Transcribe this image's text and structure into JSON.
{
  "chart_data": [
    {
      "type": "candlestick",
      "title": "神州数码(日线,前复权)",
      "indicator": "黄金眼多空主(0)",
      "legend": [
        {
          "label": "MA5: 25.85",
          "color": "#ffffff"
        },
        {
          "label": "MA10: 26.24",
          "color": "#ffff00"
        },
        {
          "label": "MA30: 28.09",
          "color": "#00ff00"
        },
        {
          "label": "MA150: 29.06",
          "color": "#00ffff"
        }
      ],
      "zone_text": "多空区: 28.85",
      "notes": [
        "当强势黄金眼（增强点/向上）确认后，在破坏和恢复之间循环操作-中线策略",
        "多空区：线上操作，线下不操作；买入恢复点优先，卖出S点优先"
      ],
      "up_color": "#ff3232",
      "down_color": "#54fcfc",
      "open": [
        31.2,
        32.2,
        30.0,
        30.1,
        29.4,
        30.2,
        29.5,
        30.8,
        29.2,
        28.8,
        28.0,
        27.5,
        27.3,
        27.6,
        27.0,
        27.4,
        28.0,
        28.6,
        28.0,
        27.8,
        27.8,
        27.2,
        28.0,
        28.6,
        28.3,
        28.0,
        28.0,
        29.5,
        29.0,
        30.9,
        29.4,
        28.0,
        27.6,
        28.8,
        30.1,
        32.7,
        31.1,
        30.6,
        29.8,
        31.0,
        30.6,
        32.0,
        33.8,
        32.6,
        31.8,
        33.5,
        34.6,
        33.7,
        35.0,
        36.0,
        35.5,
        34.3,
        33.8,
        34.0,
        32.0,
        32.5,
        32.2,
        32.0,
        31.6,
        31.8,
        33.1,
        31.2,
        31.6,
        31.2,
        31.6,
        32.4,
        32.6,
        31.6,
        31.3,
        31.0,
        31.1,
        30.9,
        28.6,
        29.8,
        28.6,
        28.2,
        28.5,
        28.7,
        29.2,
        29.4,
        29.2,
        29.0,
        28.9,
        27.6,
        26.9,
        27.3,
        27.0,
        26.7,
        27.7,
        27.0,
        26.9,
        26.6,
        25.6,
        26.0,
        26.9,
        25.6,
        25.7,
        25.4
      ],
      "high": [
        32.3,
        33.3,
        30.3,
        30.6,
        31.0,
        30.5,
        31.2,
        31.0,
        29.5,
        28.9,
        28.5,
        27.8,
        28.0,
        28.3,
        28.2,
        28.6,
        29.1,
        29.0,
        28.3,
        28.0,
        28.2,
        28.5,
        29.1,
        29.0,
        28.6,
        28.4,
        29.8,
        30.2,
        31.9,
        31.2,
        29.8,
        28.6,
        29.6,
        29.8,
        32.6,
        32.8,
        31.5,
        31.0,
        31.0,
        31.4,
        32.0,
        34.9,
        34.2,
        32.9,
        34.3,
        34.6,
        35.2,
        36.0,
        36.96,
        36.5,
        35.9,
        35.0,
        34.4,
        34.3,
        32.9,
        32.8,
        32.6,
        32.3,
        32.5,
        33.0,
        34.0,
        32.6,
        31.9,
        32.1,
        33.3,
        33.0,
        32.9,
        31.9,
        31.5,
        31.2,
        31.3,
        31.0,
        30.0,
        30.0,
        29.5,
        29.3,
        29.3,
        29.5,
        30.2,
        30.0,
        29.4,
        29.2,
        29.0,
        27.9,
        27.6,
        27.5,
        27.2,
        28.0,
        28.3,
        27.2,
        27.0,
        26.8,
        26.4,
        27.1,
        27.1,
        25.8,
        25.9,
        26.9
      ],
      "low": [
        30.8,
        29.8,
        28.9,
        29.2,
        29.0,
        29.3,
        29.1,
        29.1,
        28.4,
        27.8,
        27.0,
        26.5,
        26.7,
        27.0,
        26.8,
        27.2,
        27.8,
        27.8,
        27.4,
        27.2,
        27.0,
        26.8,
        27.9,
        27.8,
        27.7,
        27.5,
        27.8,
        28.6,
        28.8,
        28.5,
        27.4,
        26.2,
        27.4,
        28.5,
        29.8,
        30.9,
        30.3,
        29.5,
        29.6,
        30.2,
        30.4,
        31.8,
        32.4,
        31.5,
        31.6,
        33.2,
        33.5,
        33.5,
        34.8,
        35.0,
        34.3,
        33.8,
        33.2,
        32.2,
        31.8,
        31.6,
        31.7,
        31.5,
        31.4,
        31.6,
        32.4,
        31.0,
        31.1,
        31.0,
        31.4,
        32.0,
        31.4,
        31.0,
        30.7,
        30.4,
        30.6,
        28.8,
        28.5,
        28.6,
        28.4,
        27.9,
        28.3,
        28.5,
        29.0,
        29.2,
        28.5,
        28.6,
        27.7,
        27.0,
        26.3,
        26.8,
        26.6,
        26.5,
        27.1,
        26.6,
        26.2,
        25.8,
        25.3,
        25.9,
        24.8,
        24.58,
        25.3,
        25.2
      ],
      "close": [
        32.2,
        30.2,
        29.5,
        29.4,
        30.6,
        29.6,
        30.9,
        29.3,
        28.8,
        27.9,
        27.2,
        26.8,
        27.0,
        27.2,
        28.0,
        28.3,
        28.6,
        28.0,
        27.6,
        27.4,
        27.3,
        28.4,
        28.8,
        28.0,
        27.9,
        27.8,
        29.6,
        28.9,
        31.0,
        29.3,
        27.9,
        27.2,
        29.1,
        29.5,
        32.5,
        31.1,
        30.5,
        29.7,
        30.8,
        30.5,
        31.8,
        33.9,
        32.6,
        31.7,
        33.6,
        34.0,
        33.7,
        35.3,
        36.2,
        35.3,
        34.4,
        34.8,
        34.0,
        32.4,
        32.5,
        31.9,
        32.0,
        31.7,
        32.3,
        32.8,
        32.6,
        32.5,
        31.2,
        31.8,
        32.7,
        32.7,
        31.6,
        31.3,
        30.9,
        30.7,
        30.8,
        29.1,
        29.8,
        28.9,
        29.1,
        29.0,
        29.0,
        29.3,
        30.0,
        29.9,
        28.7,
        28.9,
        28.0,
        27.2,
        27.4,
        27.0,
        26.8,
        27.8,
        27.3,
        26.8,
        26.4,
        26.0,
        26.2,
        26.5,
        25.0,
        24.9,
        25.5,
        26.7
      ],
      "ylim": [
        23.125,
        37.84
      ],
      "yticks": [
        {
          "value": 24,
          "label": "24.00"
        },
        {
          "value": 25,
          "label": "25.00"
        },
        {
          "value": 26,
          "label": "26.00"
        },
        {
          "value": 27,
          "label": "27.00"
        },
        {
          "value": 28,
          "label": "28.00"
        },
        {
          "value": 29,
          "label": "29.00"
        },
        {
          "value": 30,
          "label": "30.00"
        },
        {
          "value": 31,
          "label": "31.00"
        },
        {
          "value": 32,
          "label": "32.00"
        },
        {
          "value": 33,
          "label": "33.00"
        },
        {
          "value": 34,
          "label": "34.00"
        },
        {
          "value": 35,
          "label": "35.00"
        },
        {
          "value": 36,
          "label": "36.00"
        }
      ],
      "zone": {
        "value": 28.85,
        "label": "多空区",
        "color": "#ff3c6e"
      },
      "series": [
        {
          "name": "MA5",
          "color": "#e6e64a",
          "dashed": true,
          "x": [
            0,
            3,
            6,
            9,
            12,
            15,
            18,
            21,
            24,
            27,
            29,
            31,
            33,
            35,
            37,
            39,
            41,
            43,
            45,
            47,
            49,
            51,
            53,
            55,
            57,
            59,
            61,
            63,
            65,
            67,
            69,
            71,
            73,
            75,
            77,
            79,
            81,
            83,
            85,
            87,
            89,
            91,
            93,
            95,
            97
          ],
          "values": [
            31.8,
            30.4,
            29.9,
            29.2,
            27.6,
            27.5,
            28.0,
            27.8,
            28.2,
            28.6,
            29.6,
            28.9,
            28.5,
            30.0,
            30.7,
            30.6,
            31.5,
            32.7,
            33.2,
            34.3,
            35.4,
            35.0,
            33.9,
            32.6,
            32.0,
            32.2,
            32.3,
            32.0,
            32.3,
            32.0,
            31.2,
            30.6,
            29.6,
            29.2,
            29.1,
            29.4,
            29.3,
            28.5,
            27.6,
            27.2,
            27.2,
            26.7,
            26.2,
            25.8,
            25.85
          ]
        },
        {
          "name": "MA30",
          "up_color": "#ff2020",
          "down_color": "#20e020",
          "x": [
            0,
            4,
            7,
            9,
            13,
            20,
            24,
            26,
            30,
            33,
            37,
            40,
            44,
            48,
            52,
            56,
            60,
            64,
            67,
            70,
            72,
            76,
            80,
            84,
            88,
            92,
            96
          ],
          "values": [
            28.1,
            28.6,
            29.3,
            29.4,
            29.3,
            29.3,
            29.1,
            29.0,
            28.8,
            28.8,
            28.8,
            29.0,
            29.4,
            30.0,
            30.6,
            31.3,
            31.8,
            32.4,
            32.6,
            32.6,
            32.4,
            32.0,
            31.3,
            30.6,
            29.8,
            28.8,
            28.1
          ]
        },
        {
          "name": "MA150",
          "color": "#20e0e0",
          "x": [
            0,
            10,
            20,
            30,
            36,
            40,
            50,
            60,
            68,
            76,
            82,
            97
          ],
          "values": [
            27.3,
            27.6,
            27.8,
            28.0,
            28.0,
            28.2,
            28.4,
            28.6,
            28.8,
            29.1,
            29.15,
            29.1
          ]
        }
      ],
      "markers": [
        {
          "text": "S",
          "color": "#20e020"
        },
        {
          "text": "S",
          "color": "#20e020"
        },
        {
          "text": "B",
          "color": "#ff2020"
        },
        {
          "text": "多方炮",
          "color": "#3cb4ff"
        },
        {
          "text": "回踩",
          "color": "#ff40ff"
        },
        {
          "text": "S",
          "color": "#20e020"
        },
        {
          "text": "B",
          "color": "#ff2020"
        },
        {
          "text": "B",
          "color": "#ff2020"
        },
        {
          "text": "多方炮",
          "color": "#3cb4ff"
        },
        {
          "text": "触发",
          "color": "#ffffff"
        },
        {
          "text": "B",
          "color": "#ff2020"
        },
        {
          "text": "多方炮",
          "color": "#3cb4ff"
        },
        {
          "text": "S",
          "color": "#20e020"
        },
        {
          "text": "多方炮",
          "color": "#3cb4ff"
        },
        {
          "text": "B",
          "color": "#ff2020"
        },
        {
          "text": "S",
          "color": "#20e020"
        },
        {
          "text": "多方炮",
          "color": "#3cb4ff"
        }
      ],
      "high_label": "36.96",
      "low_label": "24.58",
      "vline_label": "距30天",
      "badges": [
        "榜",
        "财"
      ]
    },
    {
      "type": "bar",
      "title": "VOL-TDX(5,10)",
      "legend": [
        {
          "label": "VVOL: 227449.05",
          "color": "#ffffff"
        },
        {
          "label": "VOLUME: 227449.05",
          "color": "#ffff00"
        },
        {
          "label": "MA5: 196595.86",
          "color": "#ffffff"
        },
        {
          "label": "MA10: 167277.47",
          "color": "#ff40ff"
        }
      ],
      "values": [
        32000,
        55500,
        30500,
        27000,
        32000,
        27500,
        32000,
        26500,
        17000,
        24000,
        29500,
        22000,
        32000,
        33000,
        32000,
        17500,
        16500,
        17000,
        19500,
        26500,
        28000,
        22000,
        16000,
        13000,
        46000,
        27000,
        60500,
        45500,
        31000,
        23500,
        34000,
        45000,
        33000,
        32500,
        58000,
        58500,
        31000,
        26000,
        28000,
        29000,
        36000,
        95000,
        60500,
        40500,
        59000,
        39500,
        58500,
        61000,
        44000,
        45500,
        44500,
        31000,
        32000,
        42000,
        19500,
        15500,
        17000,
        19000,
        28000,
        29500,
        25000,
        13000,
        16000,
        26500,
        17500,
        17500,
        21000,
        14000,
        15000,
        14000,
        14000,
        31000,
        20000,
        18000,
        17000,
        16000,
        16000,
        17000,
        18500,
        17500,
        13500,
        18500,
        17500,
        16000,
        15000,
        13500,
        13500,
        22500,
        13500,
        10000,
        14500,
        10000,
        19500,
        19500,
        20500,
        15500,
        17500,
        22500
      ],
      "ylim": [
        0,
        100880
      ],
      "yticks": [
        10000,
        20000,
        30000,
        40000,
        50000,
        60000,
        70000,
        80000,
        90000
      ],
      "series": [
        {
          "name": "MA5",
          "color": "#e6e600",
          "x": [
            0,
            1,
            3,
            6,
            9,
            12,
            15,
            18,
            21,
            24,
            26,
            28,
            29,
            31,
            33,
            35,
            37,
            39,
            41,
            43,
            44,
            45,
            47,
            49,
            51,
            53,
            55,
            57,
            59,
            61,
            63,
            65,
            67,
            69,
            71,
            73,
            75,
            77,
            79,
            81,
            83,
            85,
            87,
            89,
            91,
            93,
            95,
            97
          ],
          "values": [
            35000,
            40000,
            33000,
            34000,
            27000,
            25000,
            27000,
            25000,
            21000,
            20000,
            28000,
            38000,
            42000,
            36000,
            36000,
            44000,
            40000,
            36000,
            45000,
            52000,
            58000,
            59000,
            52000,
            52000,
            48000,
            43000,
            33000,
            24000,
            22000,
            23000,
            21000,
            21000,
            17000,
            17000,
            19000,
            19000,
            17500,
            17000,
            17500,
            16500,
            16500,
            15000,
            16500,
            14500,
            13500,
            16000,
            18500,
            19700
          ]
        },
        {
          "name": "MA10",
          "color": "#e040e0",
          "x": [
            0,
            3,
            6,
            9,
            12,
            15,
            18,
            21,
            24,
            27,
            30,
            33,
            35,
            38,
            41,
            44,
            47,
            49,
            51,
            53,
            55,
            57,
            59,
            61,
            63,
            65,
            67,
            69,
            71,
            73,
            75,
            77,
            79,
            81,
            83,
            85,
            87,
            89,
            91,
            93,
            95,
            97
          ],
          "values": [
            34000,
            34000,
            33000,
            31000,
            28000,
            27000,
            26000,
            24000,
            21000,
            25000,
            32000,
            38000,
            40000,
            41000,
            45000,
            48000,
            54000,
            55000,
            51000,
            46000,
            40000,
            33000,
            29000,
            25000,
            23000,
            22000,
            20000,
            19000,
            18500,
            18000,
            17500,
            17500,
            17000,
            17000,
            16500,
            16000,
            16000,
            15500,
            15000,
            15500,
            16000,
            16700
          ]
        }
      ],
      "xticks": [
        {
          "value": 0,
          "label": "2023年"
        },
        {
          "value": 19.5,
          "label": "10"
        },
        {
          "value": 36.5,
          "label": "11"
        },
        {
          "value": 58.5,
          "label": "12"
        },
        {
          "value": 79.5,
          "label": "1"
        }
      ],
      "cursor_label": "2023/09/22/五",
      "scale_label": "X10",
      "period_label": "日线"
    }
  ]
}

◆ ◆ ◆ ◆ ◆

> _WHAT YOU SHOULD DO_
Every line above that contains the word "name" should be reported.

> _EXERCISE SOLUTION_
          "name": "MA5",
          "name": "MA30",
          "name": "MA150",
          "name": "MA5",
          "name": "MA10",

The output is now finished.